Records from a collection:
-------

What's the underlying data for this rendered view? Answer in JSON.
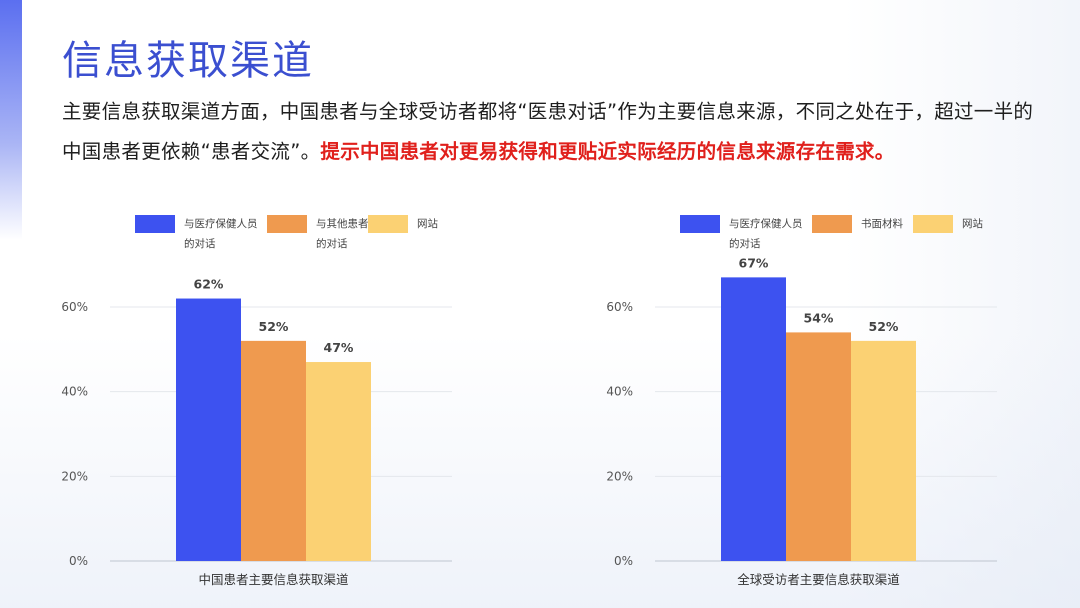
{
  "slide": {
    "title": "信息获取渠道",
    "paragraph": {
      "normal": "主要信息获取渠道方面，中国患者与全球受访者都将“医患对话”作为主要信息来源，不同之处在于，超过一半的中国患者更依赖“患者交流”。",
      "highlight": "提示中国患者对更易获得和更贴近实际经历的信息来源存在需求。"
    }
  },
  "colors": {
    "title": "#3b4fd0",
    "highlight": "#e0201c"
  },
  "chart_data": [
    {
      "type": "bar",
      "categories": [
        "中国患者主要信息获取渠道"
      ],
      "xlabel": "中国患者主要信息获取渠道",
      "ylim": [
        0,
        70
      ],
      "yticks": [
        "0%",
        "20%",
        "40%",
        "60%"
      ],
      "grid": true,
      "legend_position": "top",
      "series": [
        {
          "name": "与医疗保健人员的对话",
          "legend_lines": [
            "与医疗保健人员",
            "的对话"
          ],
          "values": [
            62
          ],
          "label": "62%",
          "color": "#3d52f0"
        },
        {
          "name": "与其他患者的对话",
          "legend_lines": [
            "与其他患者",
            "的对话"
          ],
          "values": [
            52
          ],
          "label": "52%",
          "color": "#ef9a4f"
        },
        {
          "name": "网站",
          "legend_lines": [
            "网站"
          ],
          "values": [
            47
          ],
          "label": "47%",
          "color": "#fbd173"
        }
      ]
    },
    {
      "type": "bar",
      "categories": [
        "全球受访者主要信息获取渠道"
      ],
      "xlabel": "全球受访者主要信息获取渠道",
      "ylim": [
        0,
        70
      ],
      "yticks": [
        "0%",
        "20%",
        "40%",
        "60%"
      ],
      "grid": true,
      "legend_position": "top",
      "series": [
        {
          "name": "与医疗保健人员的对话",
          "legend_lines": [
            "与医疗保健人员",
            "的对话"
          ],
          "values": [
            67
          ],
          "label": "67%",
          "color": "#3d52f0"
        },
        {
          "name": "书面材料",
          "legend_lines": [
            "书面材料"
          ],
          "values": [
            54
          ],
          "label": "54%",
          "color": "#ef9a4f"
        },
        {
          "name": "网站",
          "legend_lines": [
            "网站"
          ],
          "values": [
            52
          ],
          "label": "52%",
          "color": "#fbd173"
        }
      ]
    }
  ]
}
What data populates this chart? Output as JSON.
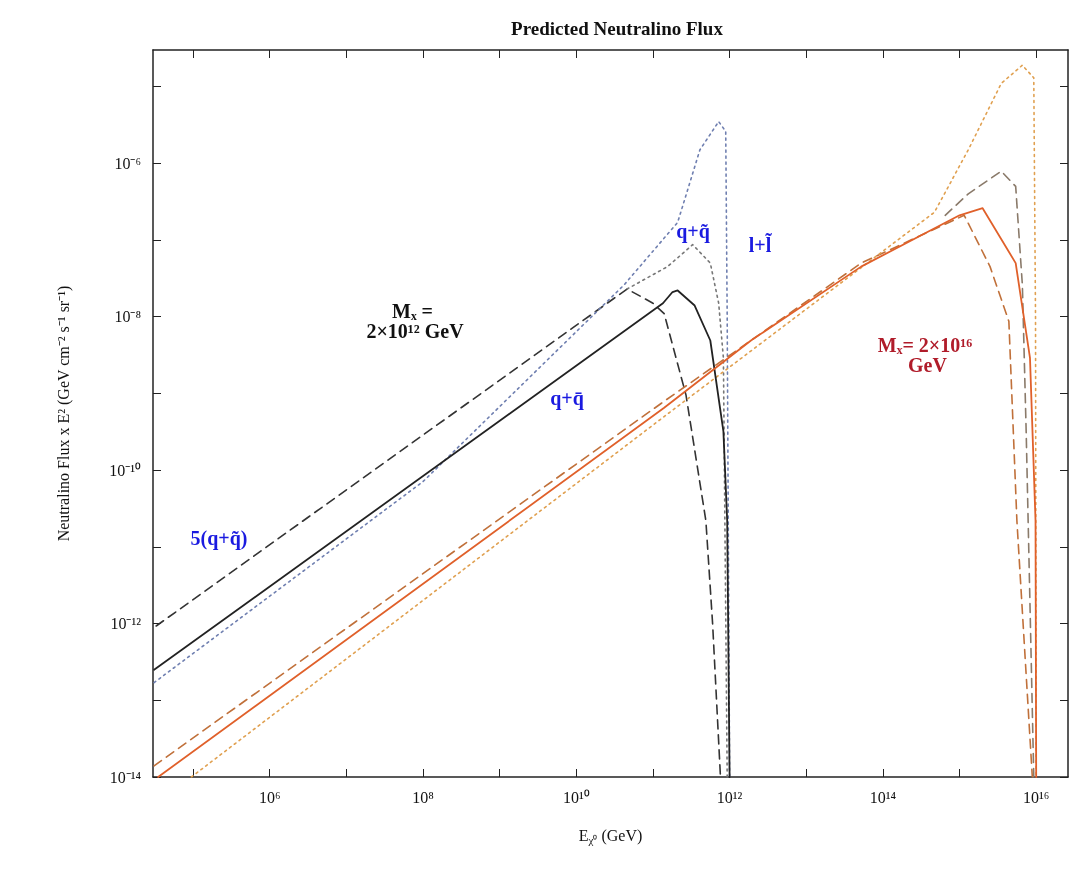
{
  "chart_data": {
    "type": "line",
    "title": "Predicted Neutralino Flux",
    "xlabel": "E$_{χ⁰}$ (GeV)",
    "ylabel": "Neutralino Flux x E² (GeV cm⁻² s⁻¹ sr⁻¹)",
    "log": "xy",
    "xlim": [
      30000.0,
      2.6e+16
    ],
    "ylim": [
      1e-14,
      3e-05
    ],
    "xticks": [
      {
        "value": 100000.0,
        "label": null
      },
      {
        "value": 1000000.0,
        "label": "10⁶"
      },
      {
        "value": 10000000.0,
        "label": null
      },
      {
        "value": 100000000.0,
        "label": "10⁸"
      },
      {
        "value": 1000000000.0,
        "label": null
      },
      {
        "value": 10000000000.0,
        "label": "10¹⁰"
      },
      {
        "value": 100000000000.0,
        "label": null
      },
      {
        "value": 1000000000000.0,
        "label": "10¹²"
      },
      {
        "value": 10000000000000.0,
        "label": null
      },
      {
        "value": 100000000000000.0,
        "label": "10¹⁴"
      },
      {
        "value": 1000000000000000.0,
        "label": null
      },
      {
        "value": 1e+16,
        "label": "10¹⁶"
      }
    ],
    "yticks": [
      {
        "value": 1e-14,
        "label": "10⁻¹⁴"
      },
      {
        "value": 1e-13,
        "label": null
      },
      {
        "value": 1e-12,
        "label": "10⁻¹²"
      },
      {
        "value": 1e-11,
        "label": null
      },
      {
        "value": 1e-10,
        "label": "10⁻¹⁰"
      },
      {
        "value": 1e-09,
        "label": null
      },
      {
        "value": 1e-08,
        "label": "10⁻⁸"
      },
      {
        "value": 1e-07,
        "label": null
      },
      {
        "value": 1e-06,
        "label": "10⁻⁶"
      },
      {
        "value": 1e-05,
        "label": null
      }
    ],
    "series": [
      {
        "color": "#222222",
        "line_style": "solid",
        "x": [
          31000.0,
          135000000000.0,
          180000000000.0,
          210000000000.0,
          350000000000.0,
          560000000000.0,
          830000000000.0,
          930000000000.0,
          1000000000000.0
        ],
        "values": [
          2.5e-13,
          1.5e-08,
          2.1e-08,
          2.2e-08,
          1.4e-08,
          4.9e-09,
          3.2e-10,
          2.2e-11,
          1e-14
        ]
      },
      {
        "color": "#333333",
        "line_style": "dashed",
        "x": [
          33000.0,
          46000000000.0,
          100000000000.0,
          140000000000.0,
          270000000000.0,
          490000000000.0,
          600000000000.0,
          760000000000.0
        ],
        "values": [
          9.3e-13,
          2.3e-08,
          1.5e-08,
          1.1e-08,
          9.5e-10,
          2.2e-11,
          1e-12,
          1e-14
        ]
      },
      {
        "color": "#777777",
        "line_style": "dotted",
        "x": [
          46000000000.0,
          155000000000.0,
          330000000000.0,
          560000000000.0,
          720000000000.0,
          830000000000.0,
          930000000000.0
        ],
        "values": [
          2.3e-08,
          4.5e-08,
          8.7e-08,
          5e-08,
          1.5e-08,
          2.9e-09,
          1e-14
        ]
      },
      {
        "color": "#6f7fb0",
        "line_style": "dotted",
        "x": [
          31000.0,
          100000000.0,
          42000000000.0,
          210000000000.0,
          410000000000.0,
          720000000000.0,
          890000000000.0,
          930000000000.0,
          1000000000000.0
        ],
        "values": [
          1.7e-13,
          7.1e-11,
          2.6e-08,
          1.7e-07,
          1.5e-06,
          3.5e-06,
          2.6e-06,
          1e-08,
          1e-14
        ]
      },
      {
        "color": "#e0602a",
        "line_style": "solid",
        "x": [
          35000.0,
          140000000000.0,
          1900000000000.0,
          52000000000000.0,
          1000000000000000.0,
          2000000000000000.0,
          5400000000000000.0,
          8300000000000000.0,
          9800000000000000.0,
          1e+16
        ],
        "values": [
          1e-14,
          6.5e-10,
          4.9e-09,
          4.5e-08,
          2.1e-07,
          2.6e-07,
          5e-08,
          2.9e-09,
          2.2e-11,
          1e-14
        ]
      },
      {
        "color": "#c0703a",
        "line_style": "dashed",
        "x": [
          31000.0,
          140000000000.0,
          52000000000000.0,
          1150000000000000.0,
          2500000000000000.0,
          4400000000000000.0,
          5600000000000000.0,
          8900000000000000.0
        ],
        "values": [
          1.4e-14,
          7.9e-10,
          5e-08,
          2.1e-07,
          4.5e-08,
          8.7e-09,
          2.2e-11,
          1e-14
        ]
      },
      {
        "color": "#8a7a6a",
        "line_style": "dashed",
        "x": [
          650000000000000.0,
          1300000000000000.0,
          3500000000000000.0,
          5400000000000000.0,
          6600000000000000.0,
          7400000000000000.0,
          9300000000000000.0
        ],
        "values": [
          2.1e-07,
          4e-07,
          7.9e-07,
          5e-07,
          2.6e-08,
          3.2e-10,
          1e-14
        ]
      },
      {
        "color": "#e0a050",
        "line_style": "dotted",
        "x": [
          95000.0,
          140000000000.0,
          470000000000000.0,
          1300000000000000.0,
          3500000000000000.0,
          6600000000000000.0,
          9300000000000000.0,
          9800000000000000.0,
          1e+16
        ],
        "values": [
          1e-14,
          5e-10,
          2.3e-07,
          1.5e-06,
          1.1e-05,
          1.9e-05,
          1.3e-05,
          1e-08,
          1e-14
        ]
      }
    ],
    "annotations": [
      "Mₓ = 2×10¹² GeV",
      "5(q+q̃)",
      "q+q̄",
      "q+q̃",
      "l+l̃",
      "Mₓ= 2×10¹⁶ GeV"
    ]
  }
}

-------

What is being asked: Using the listing above, locate the lines that hold "Flux" and copy each one.

The solution:
    "title": "Predicted Neutralino Flux",
    "ylabel": "Neutralino Flux x E² (GeV cm⁻² s⁻¹ sr⁻¹)",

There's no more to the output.